● TASK STATEMENT: The entries below should be transcribed in their entirety, exactly as written.
— START —
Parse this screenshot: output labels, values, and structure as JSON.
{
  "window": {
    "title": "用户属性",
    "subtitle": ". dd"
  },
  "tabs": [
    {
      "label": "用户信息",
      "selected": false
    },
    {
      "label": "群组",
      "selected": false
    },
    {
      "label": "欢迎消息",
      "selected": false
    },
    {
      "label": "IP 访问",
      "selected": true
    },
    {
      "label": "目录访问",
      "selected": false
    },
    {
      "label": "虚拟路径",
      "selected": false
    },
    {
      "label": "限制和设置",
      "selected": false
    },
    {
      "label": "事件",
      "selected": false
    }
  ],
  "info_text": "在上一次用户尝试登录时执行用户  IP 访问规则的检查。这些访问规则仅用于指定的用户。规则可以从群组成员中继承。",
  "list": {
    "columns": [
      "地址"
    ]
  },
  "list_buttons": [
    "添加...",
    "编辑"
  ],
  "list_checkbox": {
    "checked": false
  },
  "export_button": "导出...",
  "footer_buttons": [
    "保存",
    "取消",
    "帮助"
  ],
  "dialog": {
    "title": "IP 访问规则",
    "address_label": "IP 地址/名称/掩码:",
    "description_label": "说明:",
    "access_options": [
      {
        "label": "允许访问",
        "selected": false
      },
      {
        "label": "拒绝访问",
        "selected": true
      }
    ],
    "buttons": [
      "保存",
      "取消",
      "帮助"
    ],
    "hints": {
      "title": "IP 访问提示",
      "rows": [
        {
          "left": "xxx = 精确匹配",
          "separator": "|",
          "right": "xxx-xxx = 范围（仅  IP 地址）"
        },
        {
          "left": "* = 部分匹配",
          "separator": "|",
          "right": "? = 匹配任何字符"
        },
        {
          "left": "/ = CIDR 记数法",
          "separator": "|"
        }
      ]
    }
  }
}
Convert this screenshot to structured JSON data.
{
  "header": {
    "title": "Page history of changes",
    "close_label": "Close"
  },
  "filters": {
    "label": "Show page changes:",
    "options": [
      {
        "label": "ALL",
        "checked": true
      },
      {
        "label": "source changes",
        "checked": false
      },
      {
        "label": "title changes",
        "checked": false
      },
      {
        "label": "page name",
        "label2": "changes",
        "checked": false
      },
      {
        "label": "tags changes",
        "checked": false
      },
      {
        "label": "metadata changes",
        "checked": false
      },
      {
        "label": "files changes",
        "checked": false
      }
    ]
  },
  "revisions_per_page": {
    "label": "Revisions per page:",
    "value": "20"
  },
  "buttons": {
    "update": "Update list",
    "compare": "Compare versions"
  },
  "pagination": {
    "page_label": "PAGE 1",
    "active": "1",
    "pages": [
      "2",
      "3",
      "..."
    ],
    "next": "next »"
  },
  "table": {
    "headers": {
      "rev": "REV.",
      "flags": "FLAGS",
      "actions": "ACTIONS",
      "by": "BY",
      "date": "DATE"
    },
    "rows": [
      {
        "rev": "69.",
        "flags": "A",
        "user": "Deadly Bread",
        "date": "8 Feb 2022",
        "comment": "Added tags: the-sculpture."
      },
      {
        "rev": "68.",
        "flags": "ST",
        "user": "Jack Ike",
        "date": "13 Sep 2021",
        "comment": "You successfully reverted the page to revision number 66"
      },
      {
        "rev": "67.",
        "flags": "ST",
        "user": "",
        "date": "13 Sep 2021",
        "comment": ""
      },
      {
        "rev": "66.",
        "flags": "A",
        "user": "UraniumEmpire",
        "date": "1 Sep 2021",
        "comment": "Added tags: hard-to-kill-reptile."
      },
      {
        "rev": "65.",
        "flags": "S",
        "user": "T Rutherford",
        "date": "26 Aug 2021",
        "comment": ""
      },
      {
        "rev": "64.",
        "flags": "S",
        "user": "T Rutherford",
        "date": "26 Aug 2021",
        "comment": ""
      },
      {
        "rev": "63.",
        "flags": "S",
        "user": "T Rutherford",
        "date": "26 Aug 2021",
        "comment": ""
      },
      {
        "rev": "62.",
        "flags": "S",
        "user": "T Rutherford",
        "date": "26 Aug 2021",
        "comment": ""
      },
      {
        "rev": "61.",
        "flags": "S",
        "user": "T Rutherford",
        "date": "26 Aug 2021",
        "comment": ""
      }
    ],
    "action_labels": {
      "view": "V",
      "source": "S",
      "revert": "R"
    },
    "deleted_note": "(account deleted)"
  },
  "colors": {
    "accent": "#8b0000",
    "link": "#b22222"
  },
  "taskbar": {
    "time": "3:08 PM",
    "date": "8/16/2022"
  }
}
— END —
● THE ANSWER:
Parse this screenshot: output labels, values, and structure as JSON.
{
  "window": {
    "title": "用户属性",
    "subtitle": ". dd"
  },
  "tabs": [
    {
      "label": "用户信息",
      "selected": false
    },
    {
      "label": "群组",
      "selected": false
    },
    {
      "label": "欢迎消息",
      "selected": false
    },
    {
      "label": "IP 访问",
      "selected": true
    },
    {
      "label": "目录访问",
      "selected": false
    },
    {
      "label": "虚拟路径",
      "selected": false
    },
    {
      "label": "限制和设置",
      "selected": false
    },
    {
      "label": "事件",
      "selected": false
    }
  ],
  "info_text": "在上一次用户尝试登录时执行用户  IP 访问规则的检查。这些访问规则仅用于指定的用户。规则可以从群组成员中继承。",
  "list": {
    "columns": [
      "地址"
    ]
  },
  "list_buttons": [
    "添加...",
    "编辑"
  ],
  "list_checkbox": {
    "checked": false
  },
  "export_button": "导出...",
  "footer_buttons": [
    "保存",
    "取消",
    "帮助"
  ],
  "dialog": {
    "title": "IP 访问规则",
    "address_label": "IP 地址/名称/掩码:",
    "description_label": "说明:",
    "access_options": [
      {
        "label": "允许访问",
        "selected": false
      },
      {
        "label": "拒绝访问",
        "selected": true
      }
    ],
    "buttons": [
      "保存",
      "取消",
      "帮助"
    ],
    "hints": {
      "title": "IP 访问提示",
      "rows": [
        {
          "left": "xxx = 精确匹配",
          "separator": "|",
          "right": "xxx-xxx = 范围（仅  IP 地址）"
        },
        {
          "left": "* = 部分匹配",
          "separator": "|",
          "right": "? = 匹配任何字符"
        },
        {
          "left": "/ = CIDR 记数法",
          "separator": "|"
        }
      ]
    }
  }
}
Convert this screenshot to structured JSON data.
{
  "header": {
    "title": "Page history of changes",
    "close_label": "Close"
  },
  "filters": {
    "label": "Show page changes:",
    "options": [
      {
        "label": "ALL",
        "checked": true
      },
      {
        "label": "source changes",
        "checked": false
      },
      {
        "label": "title changes",
        "checked": false
      },
      {
        "label": "page name",
        "label2": "changes",
        "checked": false
      },
      {
        "label": "tags changes",
        "checked": false
      },
      {
        "label": "metadata changes",
        "checked": false
      },
      {
        "label": "files changes",
        "checked": false
      }
    ]
  },
  "revisions_per_page": {
    "label": "Revisions per page:",
    "value": "20"
  },
  "buttons": {
    "update": "Update list",
    "compare": "Compare versions"
  },
  "pagination": {
    "page_label": "PAGE 1",
    "active": "1",
    "pages": [
      "2",
      "3",
      "..."
    ],
    "next": "next »"
  },
  "table": {
    "headers": {
      "rev": "REV.",
      "flags": "FLAGS",
      "actions": "ACTIONS",
      "by": "BY",
      "date": "DATE"
    },
    "rows": [
      {
        "rev": "69.",
        "flags": "A",
        "user": "Deadly Bread",
        "date": "8 Feb 2022",
        "comment": "Added tags: the-sculpture."
      },
      {
        "rev": "68.",
        "flags": "ST",
        "user": "Jack Ike",
        "date": "13 Sep 2021",
        "comment": "You successfully reverted the page to revision number 66"
      },
      {
        "rev": "67.",
        "flags": "ST",
        "user": "",
        "date": "13 Sep 2021",
        "comment": ""
      },
      {
        "rev": "66.",
        "flags": "A",
        "user": "UraniumEmpire",
        "date": "1 Sep 2021",
        "comment": "Added tags: hard-to-kill-reptile."
      },
      {
        "rev": "65.",
        "flags": "S",
        "user": "T Rutherford",
        "date": "26 Aug 2021",
        "comment": ""
      },
      {
        "rev": "64.",
        "flags": "S",
        "user": "T Rutherford",
        "date": "26 Aug 2021",
        "comment": ""
      },
      {
        "rev": "63.",
        "flags": "S",
        "user": "T Rutherford",
        "date": "26 Aug 2021",
        "comment": ""
      },
      {
        "rev": "62.",
        "flags": "S",
        "user": "T Rutherford",
        "date": "26 Aug 2021",
        "comment": ""
      },
      {
        "rev": "61.",
        "flags": "S",
        "user": "T Rutherford",
        "date": "26 Aug 2021",
        "comment": ""
      }
    ],
    "action_labels": {
      "view": "V",
      "source": "S",
      "revert": "R"
    },
    "deleted_note": "(account deleted)"
  },
  "colors": {
    "accent": "#8b0000",
    "link": "#b22222"
  },
  "taskbar": {
    "time": "3:08 PM",
    "date": "8/16/2022"
  }
}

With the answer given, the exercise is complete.